▶ Problem:
Locate each line of the material that contains "test", then return it.

============

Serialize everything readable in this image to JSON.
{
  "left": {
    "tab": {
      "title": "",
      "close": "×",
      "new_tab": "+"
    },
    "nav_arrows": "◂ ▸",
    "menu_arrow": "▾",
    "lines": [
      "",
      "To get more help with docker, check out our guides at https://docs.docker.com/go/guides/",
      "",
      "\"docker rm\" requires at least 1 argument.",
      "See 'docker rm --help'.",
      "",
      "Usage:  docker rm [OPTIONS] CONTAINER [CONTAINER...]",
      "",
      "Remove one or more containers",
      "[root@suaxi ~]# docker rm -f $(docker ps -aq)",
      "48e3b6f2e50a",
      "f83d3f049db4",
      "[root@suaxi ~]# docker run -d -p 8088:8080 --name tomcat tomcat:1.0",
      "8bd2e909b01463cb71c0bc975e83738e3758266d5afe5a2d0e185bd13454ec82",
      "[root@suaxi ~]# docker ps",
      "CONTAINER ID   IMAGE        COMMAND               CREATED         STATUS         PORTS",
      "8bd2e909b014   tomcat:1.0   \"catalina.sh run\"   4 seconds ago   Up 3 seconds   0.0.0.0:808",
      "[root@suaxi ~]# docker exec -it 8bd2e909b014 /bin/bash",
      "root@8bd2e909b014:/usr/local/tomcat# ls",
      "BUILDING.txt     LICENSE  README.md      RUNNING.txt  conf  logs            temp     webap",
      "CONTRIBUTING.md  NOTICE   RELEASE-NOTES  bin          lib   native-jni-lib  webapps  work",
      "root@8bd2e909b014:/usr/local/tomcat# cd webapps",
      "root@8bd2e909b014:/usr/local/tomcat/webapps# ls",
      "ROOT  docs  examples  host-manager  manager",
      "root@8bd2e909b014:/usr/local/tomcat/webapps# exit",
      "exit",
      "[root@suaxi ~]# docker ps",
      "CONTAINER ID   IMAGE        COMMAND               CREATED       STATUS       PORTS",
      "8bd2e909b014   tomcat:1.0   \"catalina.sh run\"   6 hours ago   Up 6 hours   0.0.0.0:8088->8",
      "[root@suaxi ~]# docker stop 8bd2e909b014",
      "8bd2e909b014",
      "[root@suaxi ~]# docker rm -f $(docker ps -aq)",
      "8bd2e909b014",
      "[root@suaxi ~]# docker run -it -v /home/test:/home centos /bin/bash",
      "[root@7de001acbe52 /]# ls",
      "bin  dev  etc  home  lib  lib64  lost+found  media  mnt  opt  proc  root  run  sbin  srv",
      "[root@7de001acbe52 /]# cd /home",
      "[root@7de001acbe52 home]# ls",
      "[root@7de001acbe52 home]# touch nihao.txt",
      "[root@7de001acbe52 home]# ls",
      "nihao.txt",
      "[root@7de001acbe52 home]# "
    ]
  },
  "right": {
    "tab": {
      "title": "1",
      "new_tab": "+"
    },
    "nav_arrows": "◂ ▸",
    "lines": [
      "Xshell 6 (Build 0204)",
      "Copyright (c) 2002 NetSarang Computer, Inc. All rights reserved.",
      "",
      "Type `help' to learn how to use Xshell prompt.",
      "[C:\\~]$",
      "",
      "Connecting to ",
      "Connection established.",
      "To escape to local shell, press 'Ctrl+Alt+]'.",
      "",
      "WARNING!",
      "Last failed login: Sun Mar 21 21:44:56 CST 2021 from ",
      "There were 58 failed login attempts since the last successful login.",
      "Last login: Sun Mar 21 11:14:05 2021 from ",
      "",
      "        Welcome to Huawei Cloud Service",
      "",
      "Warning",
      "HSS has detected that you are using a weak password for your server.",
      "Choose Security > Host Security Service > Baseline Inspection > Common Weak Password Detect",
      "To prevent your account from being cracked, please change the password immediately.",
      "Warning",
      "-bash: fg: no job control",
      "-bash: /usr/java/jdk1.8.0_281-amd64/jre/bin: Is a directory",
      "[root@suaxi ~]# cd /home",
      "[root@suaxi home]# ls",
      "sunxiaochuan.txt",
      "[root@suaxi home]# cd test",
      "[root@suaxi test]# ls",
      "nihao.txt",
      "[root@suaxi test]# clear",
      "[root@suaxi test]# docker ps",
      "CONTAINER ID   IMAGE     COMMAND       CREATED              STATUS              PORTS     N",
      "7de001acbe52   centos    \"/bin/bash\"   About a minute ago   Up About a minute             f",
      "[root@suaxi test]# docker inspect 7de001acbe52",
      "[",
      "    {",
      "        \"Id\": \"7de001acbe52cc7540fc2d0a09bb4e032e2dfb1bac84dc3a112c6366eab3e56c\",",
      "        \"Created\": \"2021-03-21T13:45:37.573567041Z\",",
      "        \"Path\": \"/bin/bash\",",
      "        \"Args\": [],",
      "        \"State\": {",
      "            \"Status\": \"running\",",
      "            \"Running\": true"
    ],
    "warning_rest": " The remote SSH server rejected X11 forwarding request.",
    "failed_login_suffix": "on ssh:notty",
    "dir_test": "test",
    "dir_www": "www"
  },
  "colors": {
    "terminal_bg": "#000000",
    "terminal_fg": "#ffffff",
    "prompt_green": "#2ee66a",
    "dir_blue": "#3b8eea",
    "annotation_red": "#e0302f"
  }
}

============

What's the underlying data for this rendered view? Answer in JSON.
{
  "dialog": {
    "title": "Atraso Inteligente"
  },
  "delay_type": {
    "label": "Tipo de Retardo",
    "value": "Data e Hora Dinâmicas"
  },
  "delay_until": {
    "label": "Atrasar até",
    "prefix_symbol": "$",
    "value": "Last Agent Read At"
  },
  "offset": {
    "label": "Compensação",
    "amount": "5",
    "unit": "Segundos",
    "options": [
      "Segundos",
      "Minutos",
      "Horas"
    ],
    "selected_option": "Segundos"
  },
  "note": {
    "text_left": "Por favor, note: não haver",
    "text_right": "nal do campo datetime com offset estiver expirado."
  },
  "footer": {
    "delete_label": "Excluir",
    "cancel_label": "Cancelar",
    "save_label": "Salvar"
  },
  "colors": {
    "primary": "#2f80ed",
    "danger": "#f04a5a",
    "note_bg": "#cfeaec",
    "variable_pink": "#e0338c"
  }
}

============

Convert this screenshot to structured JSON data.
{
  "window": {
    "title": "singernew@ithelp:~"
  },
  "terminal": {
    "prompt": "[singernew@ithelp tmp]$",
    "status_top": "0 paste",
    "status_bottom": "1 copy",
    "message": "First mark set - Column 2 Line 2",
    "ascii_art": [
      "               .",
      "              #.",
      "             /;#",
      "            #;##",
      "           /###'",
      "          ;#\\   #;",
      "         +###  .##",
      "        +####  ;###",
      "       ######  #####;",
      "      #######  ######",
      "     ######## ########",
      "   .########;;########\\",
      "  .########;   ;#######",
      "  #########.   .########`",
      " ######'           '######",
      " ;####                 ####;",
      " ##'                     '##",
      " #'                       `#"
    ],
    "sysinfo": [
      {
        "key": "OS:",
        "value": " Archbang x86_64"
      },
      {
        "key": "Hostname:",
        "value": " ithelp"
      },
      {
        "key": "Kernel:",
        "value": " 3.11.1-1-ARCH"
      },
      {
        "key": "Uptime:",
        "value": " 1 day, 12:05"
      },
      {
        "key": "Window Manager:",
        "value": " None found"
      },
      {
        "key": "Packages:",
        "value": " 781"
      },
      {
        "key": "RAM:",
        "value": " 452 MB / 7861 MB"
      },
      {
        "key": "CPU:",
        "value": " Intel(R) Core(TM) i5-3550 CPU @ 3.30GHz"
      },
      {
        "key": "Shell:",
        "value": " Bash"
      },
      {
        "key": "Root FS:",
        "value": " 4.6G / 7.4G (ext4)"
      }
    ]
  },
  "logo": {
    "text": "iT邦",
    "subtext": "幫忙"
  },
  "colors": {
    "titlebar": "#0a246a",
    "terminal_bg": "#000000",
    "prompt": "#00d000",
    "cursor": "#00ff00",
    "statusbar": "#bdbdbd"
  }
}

============

▶ Output:
      "[root@suaxi ~]# docker run -it -v /home/test:/home centos /bin/bash",
      "[root@suaxi home]# cd test",
      "[root@suaxi test]# ls",
      "[root@suaxi test]# clear",
      "[root@suaxi test]# docker ps",
      "[root@suaxi test]# docker inspect 7de001acbe52",
    "dir_test": "test",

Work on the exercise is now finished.